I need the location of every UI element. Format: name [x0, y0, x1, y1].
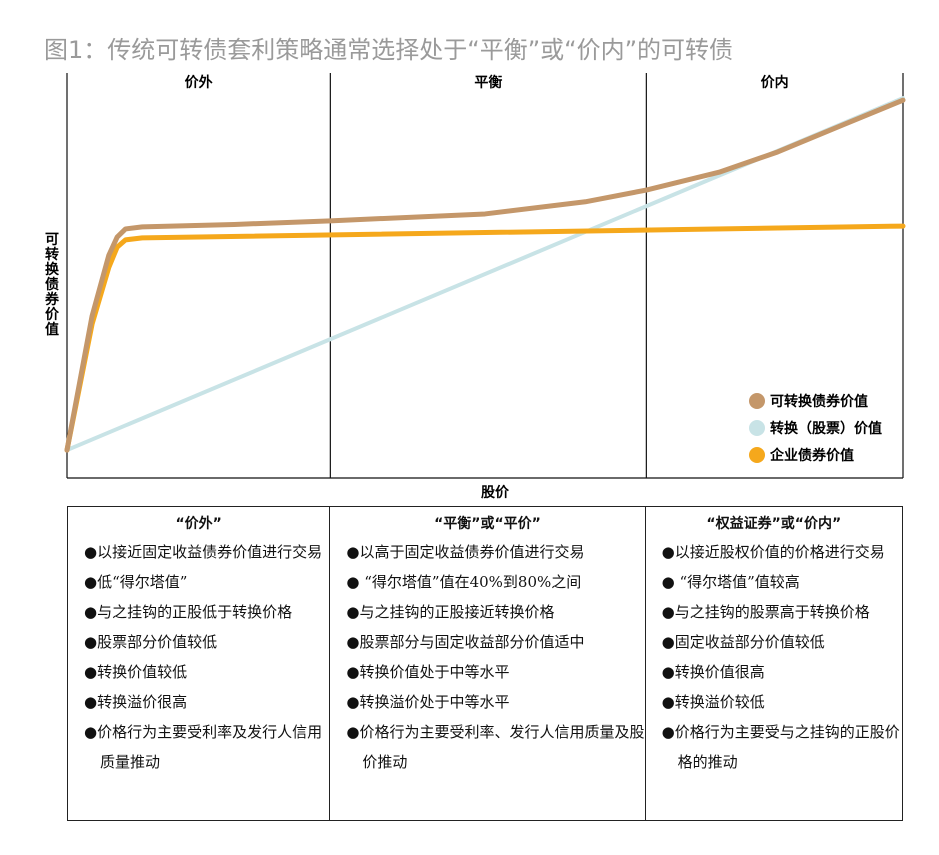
bullet-item: 与之挂钩的正股接近转换价格: [346, 597, 644, 627]
bullet-item: 转换价值较低: [84, 657, 329, 687]
legend-swatch: [749, 420, 765, 436]
legend-swatch: [749, 447, 765, 463]
y-axis-label-char: 换: [45, 261, 60, 278]
bullet-item: 以接近固定收益债券价值进行交易: [84, 537, 329, 567]
y-axis-label-char: 可: [45, 232, 59, 248]
legend-label: 企业债券价值: [769, 447, 854, 464]
figure-title: 图1：传统可转债套利策略通常选择处于“平衡”或“价内”的可转债: [44, 36, 734, 64]
table-column: “权益证券”或“价内” 以接近股权价值的价格进行交易 “得尔塔值”值较高与之挂钩的…: [646, 507, 902, 820]
bullet-item: 转换溢价处于中等水平: [346, 687, 644, 717]
plot-frame: [66, 73, 904, 479]
y-axis-label-char: 价: [45, 307, 60, 323]
comparison-table: “价外” 以接近固定收益债券价值进行交易低“得尔塔值”与之挂钩的正股低于转换价格股…: [67, 506, 903, 821]
bullet-item: 以高于固定收益债券价值进行交易: [346, 537, 644, 567]
column-header: “价外”: [175, 516, 222, 532]
y-axis-label-char: 债: [45, 276, 59, 293]
y-axis-label: 可转换债券价值: [45, 232, 60, 338]
region-label: 平衡: [474, 74, 502, 91]
legend-label: 转换（股票）价值: [770, 420, 882, 437]
bullet-item: “得尔塔值”值较高: [662, 567, 902, 597]
table-column: “平衡”或“平价” 以高于固定收益债券价值进行交易 “得尔塔值”值在40%到80%…: [330, 507, 646, 820]
bullet-item: 低“得尔塔值”: [84, 567, 329, 597]
bullet-item: 转换价值处于中等水平: [346, 657, 644, 687]
column-header: “权益证券”或“价内”: [706, 516, 842, 532]
y-axis-label-char: 券: [45, 291, 60, 308]
region-label: 价外: [185, 74, 213, 91]
x-axis-label: 股价: [481, 485, 510, 501]
bullet-item: 价格行为主要受与之挂钩的正股价格的推动: [662, 717, 902, 777]
series-line-0: [64, 97, 906, 453]
series-line-2: [64, 223, 906, 453]
bullet-item: 转换价值很高: [662, 657, 902, 687]
y-axis-label-char: 值: [45, 321, 59, 338]
bullet-item: 固定收益部分价值较低: [662, 627, 902, 657]
bullet-item: 转换溢价较低: [662, 687, 902, 717]
bullet-item: 与之挂钩的正股低于转换价格: [84, 597, 329, 627]
bullet-item: 价格行为主要受利率、发行人信用质量及股价推动: [346, 717, 644, 777]
bullet-item: 与之挂钩的股票高于转换价格: [662, 597, 902, 627]
bullet-item: 价格行为主要受利率及发行人信用质量推动: [84, 717, 329, 777]
legend-label: 可转换债券价值: [770, 393, 868, 410]
bullet-item: 股票部分价值较低: [84, 627, 329, 657]
region-label: 价内: [761, 74, 789, 91]
y-axis-label-char: 转: [45, 246, 59, 263]
column-header: “平衡”或“平价”: [434, 516, 541, 532]
bullet-item: 转换溢价很高: [84, 687, 329, 717]
legend-swatch: [749, 393, 765, 409]
table-column: “价外” 以接近固定收益债券价值进行交易低“得尔塔值”与之挂钩的正股低于转换价格股…: [68, 507, 331, 820]
bullet-item: 股票部分与固定收益部分价值适中: [346, 627, 644, 657]
bullet-item: 以接近股权价值的价格进行交易: [662, 537, 902, 567]
bullet-item: “得尔塔值”值在40%到80%之间: [346, 567, 644, 597]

**********

Copy the lines of the records above verbatim, from the line containing "bullet-item: 与之挂钩的正股接近转换价格: [346, 597, 644, 627]" through the line containing "516, 842, 532]", with both of those lines included.

*The response*.
bullet-item: 与之挂钩的正股接近转换价格: [346, 597, 644, 627]
bullet-item: 转换价值较低: [84, 657, 329, 687]
legend-swatch: [749, 420, 765, 436]
legend-swatch: [749, 447, 765, 463]
y-axis-label-char: 换: [45, 261, 60, 278]
bullet-item: 以接近固定收益债券价值进行交易: [84, 537, 329, 567]
y-axis-label-char: 可: [45, 232, 59, 248]
legend-label: 企业债券价值: [769, 447, 854, 464]
figure-title: 图1：传统可转债套利策略通常选择处于“平衡”或“价内”的可转债: [44, 36, 734, 64]
table-column: “权益证券”或“价内” 以接近股权价值的价格进行交易 “得尔塔值”值较高与之挂钩的…: [646, 507, 902, 820]
bullet-item: 转换溢价处于中等水平: [346, 687, 644, 717]
plot-frame: [66, 73, 904, 479]
y-axis-label-char: 价: [45, 307, 60, 323]
comparison-table: “价外” 以接近固定收益债券价值进行交易低“得尔塔值”与之挂钩的正股低于转换价格股…: [67, 506, 903, 821]
bullet-item: 以高于固定收益债券价值进行交易: [346, 537, 644, 567]
column-header: “价外”: [175, 516, 222, 532]
y-axis-label-char: 债: [45, 276, 59, 293]
y-axis-label: 可转换债券价值: [45, 232, 60, 338]
region-label: 平衡: [474, 74, 502, 91]
legend-label: 转换（股票）价值: [770, 420, 882, 437]
bullet-item: “得尔塔值”值较高: [662, 567, 902, 597]
table-column: “平衡”或“平价” 以高于固定收益债券价值进行交易 “得尔塔值”值在40%到80%…: [330, 507, 646, 820]
bullet-item: 低“得尔塔值”: [84, 567, 329, 597]
bullet-item: 转换价值处于中等水平: [346, 657, 644, 687]
column-header: “权益证券”或“价内”: [706, 516, 842, 532]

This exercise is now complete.